● **STATED TASK**
Format every line of the listing below as a JSON list of strings, one string per line, skipping blank lines and leaving out the pictures.

● **WORKING DATA**

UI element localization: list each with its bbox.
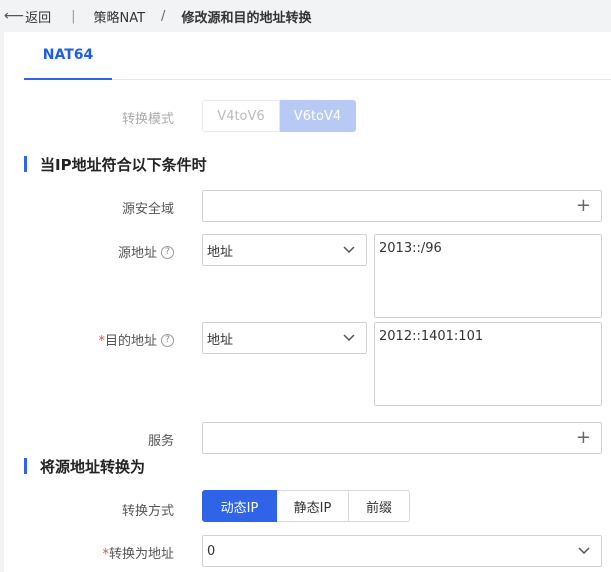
- add-icon[interactable]: +: [576, 429, 591, 447]
- help-icon[interactable]: ?: [161, 334, 174, 347]
- breadcrumb-slash: /: [161, 8, 166, 24]
- conversion-mode-label: 转换模式: [121, 112, 174, 127]
- condition-section-title: 当IP地址符合以下条件时: [24, 154, 207, 175]
- chevron-down-icon: [343, 246, 355, 254]
- dest-address-label: *目的地址?: [4, 330, 174, 349]
- conversion-mode-segmented: V4toV6 V6toV4: [202, 100, 356, 132]
- mode-v6tov4-option[interactable]: V6toV4: [280, 100, 356, 132]
- dest-address-type-value: 地址: [207, 332, 234, 348]
- form-panel: NAT64 转换模式 V4toV6 V6toV4 当IP地址符合以下条件时 源安…: [4, 32, 611, 572]
- help-icon[interactable]: ?: [161, 246, 174, 259]
- back-arrow-icon: ⟵: [4, 8, 25, 24]
- mode-v4tov6-option[interactable]: V4toV6: [202, 100, 280, 132]
- breadcrumb-current: 修改源和目的地址转换: [181, 10, 312, 26]
- chevron-down-icon: [578, 547, 590, 555]
- method-dynamic-ip-option[interactable]: 动态IP: [202, 490, 277, 522]
- method-static-ip-option[interactable]: 静态IP: [277, 490, 349, 522]
- translate-to-select[interactable]: 0: [202, 535, 602, 567]
- translate-section-title: 将源地址转换为: [24, 456, 145, 477]
- translate-method-segmented: 动态IP 静态IP 前缀: [202, 490, 410, 522]
- source-address-input[interactable]: 2013::/96: [374, 234, 602, 318]
- source-address-label: 源地址?: [4, 242, 174, 261]
- service-field[interactable]: +: [202, 422, 602, 454]
- translate-to-text: 转换为地址: [108, 547, 174, 562]
- add-icon[interactable]: +: [576, 197, 591, 215]
- source-address-type-value: 地址: [207, 244, 234, 260]
- service-label: 服务: [147, 434, 174, 449]
- dest-address-text: 目的地址: [104, 334, 157, 349]
- translate-method-label: 转换方式: [121, 504, 174, 519]
- tab-bar: NAT64: [24, 32, 611, 80]
- source-zone-label: 源安全域: [121, 202, 174, 217]
- breadcrumb: ⟵ 返回 | 策略NAT / 修改源和目的地址转换: [0, 0, 611, 32]
- back-label: 返回: [25, 10, 52, 26]
- breadcrumb-separator: |: [71, 8, 76, 24]
- dest-address-input[interactable]: 2012::1401:101: [374, 322, 602, 406]
- dest-address-type-select[interactable]: 地址: [202, 322, 367, 354]
- back-button[interactable]: ⟵ 返回: [4, 7, 51, 26]
- tab-nat64[interactable]: NAT64: [24, 32, 112, 80]
- breadcrumb-parent[interactable]: 策略NAT: [93, 7, 145, 26]
- translate-to-label: *转换为地址: [4, 543, 174, 562]
- method-prefix-option[interactable]: 前缀: [349, 490, 410, 522]
- source-zone-field[interactable]: +: [202, 190, 602, 222]
- source-address-text: 源地址: [117, 246, 157, 261]
- source-address-type-select[interactable]: 地址: [202, 234, 367, 266]
- chevron-down-icon: [343, 334, 355, 342]
- translate-to-value: 0: [207, 543, 216, 559]
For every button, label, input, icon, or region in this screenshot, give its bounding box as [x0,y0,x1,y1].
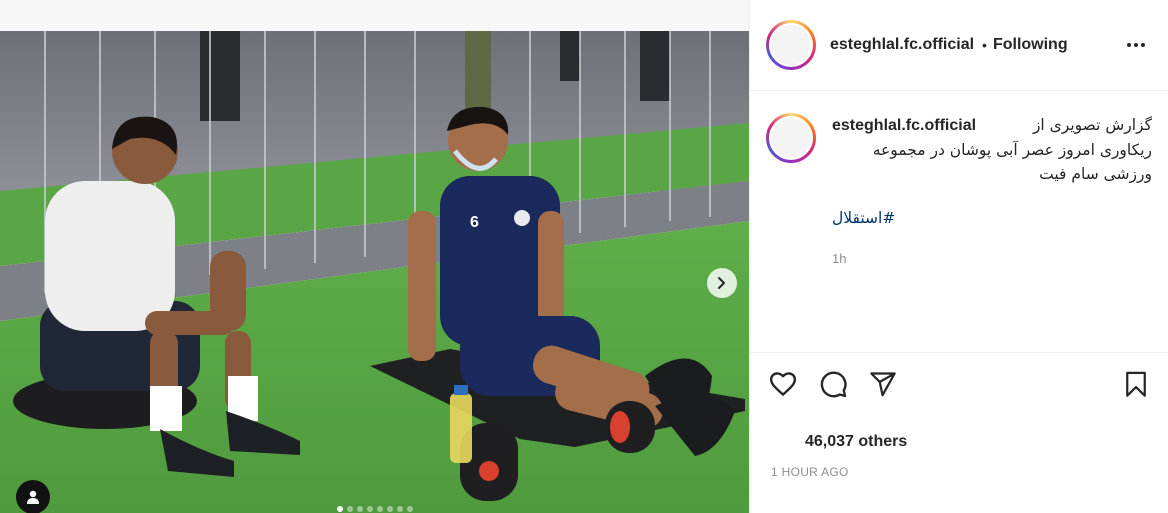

● **EXERCISE SOLUTION**
[
  "UI element localization: list each with its bbox.",
  "- add-icon[interactable]: +: [576, 429, 591, 447]",
  "- help-icon[interactable]: ?: [161, 334, 174, 347]",
  "- breadcrumb-slash: /: [161, 8, 166, 24]",
  "- conversion-mode-label: 转换模式: [121, 112, 174, 127]",
  "- condition-section-title: 当IP地址符合以下条件时: [24, 154, 207, 175]",
  "- chevron-down-icon: [343, 246, 355, 254]",
  "- dest-address-label: *目的地址?: [4, 330, 174, 349]",
  "- conversion-mode-segmented: V4toV6 V6toV4: [202, 100, 356, 132]",
  "- mode-v6tov4-option[interactable]: V6toV4: [280, 100, 356, 132]",
  "- dest-address-type-value: 地址: [207, 332, 234, 348]",
  "- form-panel: NAT64 转换模式 V4toV6 V6toV4 当IP地址符合以下条件时 源安…: [4, 32, 611, 572]",
  "- help-icon[interactable]: ?: [161, 246, 174, 259]",
  "- back-arrow-icon: ⟵: [4, 8, 25, 24]",
  "- mode-v4tov6-option[interactable]: V4toV6: [202, 100, 280, 132]",
  "- breadcrumb-current: 修改源和目的地址转换: [181, 10, 312, 26]",
  "- chevron-down-icon: [578, 547, 590, 555]",
  "- method-dynamic-ip-option[interactable]: 动态IP: [202, 490, 277, 522]",
  "- method-static-ip-option[interactable]: 静态IP: [277, 490, 349, 522]",
  "- translate-to-select[interactable]: 0: [202, 535, 602, 567]",
  "- translate-section-title: 将源地址转换为: [24, 456, 145, 477]",
  "- translate-method-segmented: 动态IP 静态IP 前缀: [202, 490, 410, 522]",
  "- source-address-input[interactable]: 2013::/96: [374, 234, 602, 318]",
  "- source-address-label: 源地址?: [4, 242, 174, 261]",
  "- service-field[interactable]: +: [202, 422, 602, 454]",
  "- translate-to-text: 转换为地址: [108, 547, 174, 562]",
  "- add-icon[interactable]: +: [576, 197, 591, 215]",
  "- source-address-type-value: 地址: [207, 244, 234, 260]",
  "- service-label: 服务: [147, 434, 174, 449]",
  "- dest-address-text: 目的地址: [104, 334, 157, 349]",
  "- translate-method-label: 转换方式: [121, 504, 174, 519]",
  "- tab-bar: NAT64: [24, 32, 611, 80]",
  "- source-zone-label: 源安全域: [121, 202, 174, 217]",
  "- breadcrumb: ⟵ 返回 | 策略NAT / 修改源和目的地址转换: [0, 0, 611, 32]",
  "- back-label: 返回: [25, 10, 52, 26]",
  "- breadcrumb-separator: |: [71, 8, 76, 24]",
  "- dest-address-input[interactable]: 2012::1401:101: [374, 322, 602, 406]",
  "- dest-address-type-select[interactable]: 地址: [202, 322, 367, 354]",
  "- back-button[interactable]: ⟵ 返回: [4, 7, 51, 26]",
  "- tab-nat64[interactable]: NAT64: [24, 32, 112, 80]",
  "- breadcrumb-parent[interactable]: 策略NAT: [93, 7, 145, 26]",
  "- translate-to-label: *转换为地址: [4, 543, 174, 562]",
  "- method-prefix-option[interactable]: 前缀: [349, 490, 410, 522]",
  "- source-zone-field[interactable]: +: [202, 190, 602, 222]",
  "- source-address-text: 源地址: [117, 246, 157, 261]",
  "- source-address-type-select[interactable]: 地址: [202, 234, 367, 266]",
  "- chevron-down-icon: [343, 334, 355, 342]",
  "- translate-to-value: 0: [207, 543, 216, 559]",
  "For every button, label, input, icon, or region in this screenshot, give its bounding box as [x0,y0,x1,y1]."
]